## Task input
-- START --
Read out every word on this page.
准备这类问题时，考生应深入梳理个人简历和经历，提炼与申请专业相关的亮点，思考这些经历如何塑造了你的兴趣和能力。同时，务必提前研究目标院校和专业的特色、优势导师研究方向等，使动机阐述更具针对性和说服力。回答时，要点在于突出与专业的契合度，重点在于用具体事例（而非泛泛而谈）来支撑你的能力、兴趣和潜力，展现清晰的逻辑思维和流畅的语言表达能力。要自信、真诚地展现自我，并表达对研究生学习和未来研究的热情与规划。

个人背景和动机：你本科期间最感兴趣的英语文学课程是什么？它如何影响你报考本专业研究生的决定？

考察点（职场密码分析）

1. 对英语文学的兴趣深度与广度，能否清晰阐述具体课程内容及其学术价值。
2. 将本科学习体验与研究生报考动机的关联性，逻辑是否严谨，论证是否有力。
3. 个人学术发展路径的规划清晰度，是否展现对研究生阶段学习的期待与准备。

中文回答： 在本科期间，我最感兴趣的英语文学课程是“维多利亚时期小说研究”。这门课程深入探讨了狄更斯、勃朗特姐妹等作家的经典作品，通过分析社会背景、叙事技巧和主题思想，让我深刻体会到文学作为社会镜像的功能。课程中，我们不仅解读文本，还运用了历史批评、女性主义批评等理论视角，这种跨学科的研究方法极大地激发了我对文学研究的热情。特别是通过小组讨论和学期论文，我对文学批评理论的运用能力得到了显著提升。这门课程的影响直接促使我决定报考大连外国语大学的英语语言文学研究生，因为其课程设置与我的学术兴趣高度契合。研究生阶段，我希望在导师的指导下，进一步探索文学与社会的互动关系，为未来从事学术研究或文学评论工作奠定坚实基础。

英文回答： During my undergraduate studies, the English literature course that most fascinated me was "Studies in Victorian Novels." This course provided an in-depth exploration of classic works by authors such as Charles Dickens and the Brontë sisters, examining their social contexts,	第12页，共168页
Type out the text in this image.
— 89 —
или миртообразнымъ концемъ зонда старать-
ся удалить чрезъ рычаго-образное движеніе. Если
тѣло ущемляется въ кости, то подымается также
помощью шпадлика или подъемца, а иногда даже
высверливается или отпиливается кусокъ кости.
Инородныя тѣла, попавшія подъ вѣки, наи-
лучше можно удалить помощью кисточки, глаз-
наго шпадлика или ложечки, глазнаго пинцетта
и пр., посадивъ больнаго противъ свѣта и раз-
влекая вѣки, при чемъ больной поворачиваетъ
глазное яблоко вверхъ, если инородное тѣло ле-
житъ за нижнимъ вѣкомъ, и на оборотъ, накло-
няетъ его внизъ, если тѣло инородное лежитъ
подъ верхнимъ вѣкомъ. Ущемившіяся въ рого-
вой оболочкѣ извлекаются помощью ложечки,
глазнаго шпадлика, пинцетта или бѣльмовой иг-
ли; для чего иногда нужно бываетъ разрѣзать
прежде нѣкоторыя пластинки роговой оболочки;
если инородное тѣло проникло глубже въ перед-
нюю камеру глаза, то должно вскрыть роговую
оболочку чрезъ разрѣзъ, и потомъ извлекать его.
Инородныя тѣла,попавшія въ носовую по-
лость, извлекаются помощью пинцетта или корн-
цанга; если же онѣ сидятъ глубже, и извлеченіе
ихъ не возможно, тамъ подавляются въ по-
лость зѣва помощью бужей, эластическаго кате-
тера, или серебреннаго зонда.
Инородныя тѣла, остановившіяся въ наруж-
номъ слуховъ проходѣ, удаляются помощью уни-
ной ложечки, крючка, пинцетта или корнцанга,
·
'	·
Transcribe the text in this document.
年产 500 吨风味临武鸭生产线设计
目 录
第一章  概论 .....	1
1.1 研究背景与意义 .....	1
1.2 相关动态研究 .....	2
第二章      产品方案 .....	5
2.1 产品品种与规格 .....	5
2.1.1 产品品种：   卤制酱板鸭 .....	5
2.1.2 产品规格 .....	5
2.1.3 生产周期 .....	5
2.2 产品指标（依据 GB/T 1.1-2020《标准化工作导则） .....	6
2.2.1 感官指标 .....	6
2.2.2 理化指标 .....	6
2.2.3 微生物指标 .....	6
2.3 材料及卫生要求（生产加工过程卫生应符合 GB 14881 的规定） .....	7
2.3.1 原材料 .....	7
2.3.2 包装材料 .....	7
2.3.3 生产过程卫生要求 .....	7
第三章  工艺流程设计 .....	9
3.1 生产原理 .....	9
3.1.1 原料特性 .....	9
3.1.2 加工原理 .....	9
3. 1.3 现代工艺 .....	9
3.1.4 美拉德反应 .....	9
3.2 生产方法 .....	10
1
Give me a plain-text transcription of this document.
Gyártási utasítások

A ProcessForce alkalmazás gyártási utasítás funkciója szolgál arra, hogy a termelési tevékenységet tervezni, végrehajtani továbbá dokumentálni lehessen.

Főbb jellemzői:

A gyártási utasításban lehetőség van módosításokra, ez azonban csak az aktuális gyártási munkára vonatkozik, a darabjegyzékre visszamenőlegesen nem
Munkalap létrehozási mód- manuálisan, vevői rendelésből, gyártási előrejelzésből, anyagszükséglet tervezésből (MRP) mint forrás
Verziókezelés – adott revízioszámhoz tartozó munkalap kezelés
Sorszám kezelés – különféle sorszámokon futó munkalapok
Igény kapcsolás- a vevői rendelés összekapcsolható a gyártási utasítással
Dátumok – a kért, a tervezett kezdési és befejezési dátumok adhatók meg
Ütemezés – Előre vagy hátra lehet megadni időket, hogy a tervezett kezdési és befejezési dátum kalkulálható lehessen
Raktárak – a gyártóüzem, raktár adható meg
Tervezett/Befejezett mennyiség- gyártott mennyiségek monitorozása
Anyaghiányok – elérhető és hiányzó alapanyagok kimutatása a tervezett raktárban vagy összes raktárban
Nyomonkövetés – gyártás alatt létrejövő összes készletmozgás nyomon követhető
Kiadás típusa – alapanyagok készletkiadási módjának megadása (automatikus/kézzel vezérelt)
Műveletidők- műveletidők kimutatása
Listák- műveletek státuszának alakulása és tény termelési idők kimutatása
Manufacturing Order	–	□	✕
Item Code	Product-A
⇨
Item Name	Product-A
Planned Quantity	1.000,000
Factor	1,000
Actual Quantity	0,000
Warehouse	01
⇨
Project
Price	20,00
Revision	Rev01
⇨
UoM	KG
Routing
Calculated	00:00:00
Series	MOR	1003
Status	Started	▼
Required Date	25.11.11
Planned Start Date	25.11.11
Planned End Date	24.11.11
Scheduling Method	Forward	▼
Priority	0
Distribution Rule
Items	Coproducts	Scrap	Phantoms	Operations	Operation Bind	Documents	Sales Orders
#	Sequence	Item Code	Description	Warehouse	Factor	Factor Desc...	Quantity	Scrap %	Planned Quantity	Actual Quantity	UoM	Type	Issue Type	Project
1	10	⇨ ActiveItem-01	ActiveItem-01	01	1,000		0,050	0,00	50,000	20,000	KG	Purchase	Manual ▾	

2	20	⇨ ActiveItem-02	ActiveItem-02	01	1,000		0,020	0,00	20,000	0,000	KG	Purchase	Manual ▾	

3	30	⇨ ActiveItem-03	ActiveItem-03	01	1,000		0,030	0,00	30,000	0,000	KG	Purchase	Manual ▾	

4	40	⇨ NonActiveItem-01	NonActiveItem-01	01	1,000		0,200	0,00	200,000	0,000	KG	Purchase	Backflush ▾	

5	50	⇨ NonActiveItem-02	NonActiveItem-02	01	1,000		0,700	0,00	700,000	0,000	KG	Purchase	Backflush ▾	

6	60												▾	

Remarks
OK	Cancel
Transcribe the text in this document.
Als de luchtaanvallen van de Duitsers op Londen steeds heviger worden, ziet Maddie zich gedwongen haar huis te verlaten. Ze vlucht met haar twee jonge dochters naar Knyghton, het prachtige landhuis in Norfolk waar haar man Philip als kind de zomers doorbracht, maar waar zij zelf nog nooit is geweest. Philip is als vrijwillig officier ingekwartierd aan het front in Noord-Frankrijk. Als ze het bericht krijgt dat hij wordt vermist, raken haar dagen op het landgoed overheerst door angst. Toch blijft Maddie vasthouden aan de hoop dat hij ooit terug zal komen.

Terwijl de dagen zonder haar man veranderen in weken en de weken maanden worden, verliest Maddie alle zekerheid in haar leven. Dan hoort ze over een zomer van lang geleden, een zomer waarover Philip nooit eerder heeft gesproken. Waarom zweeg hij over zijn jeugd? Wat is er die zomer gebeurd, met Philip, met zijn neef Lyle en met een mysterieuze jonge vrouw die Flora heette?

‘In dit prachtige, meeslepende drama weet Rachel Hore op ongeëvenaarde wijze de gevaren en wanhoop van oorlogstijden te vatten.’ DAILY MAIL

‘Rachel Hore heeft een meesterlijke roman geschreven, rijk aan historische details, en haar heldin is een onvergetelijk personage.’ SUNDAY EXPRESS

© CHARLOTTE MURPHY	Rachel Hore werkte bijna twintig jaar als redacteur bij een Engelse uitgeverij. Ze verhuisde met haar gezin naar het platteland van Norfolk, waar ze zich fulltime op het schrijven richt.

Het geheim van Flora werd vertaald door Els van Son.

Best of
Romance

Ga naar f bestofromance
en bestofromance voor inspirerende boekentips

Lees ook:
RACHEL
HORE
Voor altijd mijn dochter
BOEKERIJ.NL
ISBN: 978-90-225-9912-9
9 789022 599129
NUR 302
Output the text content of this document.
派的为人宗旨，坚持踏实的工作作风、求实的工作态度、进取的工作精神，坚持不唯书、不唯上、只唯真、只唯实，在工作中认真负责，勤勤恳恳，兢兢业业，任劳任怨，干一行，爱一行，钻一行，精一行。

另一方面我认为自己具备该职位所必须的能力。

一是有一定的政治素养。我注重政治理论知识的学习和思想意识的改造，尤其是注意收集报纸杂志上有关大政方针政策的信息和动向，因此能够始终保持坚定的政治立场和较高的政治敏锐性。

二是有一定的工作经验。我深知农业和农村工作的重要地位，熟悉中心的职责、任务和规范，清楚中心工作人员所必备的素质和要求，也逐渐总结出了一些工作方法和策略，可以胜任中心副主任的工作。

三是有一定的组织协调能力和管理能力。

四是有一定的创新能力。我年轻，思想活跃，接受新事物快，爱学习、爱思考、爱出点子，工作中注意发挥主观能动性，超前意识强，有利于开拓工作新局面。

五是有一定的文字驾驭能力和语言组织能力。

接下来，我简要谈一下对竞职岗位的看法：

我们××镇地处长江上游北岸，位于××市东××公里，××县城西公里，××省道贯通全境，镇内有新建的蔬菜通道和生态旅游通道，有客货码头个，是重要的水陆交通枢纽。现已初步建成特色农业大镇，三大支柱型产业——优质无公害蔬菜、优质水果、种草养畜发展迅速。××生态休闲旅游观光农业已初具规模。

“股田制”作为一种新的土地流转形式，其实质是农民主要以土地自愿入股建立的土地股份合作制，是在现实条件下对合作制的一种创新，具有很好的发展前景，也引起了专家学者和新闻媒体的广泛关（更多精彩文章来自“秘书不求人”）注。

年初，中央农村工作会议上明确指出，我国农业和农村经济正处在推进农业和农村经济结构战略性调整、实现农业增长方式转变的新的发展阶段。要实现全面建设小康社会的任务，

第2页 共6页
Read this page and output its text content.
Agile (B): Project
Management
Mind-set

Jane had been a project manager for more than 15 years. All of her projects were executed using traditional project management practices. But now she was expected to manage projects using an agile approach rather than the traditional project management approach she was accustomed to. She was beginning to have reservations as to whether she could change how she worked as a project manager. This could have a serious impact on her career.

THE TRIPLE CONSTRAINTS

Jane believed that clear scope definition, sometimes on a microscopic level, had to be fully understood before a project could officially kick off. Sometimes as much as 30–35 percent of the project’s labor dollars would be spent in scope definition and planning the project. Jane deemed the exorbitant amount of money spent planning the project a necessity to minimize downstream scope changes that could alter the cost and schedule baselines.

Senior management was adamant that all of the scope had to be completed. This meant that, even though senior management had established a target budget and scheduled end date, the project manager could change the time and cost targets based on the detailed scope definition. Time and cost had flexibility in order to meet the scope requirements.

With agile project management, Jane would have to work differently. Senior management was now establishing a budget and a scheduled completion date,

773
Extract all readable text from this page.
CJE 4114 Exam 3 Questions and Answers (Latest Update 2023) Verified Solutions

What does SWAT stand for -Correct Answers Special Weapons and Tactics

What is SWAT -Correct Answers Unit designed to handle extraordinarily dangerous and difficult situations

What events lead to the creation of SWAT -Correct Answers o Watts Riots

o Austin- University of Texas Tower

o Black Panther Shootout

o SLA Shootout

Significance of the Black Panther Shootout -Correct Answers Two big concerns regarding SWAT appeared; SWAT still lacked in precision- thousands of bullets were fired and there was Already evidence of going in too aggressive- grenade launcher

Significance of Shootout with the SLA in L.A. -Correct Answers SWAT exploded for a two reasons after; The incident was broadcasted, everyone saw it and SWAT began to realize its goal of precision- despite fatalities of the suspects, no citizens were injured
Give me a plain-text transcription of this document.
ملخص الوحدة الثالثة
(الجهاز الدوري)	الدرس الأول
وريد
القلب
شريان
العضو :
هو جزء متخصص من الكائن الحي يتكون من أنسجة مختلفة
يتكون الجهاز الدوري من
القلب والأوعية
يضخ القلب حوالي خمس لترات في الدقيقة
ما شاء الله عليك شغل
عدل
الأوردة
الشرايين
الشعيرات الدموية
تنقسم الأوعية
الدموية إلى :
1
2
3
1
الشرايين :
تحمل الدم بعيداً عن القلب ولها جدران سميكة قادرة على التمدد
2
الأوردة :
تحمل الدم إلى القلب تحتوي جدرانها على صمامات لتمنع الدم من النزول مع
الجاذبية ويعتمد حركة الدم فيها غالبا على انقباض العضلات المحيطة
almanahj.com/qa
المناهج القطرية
-- END --
## What is being asked
From the material, report only how many lines include the word "kezelés".

## Task response
2